--- GIVEN ENTRIES ---

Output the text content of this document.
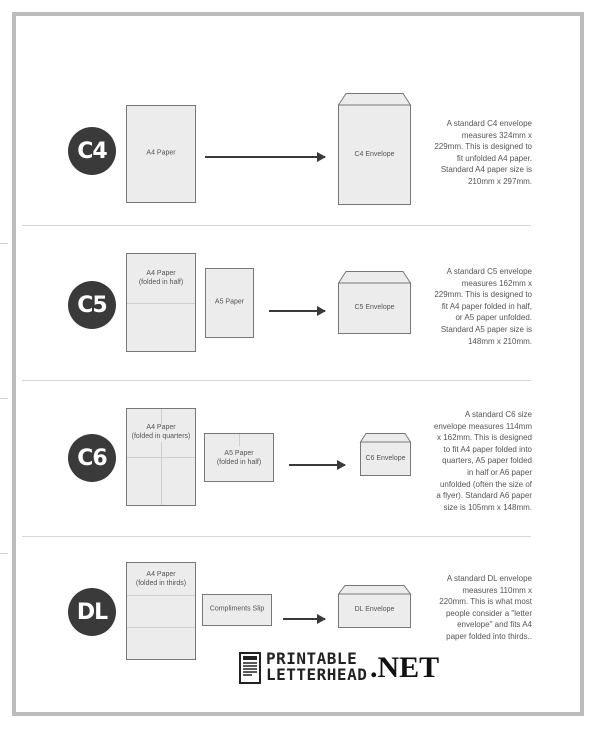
C4	A4 Paper	C4 Envelope
A standard C4 envelope
measures 324mm x
229mm. This is designed to
fit unfolded A4 paper.
Standard A4 paper size is
210mm x 297mm.
C5
A4 Paper
(folded in half)
A5 Paper
C5 Envelope
A standard C5 envelope
measures 162mm x
229mm. This is designed to
fit A4 paper folded in half,
or A5 paper unfolded.
Standard A5 paper size is
148mm x 210mm.
C6
A4 Paper
(folded in quarters)
A5 Paper
(folded in half)
C6 Envelope
A standard C6 size
envelope measures 114mm
x 162mm. This is designed
to fit A4 paper folded into
quarters, A5 paper folded
in half or A6 paper
unfolded (often the size of
a flyer). Standard A6 paper
size is 105mm x 148mm.
DL
A4 Paper
(folded in thirds)
Compliments Slip	DL Envelope
A standard DL envelope
measures 110mm x
220mm. This is what most
people consider a "letter
envelope" and fits A4
paper folded into thirds..
PRINTABLE
LETTERHEAD .NET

---

Pictures excluded, quote all the data above exactly.

> FULL OUTPUT:
Output the text content of this document.
C4	A4 Paper	C4 Envelope
A standard C4 envelope
measures 324mm x
229mm. This is designed to
fit unfolded A4 paper.
Standard A4 paper size is
210mm x 297mm.
C5
A4 Paper
(folded in half)
A5 Paper
C5 Envelope
A standard C5 envelope
measures 162mm x
229mm. This is designed to
fit A4 paper folded in half,
or A5 paper unfolded.
Standard A5 paper size is
148mm x 210mm.
C6
A4 Paper
(folded in quarters)
A5 Paper
(folded in half)
C6 Envelope
A standard C6 size
envelope measures 114mm
x 162mm. This is designed
to fit A4 paper folded into
quarters, A5 paper folded
in half or A6 paper
unfolded (often the size of
a flyer). Standard A6 paper
size is 105mm x 148mm.
DL
A4 Paper
(folded in thirds)
Compliments Slip	DL Envelope
A standard DL envelope
measures 110mm x
220mm. This is what most
people consider a "letter
envelope" and fits A4
paper folded into thirds..
PRINTABLE
LETTERHEAD .NET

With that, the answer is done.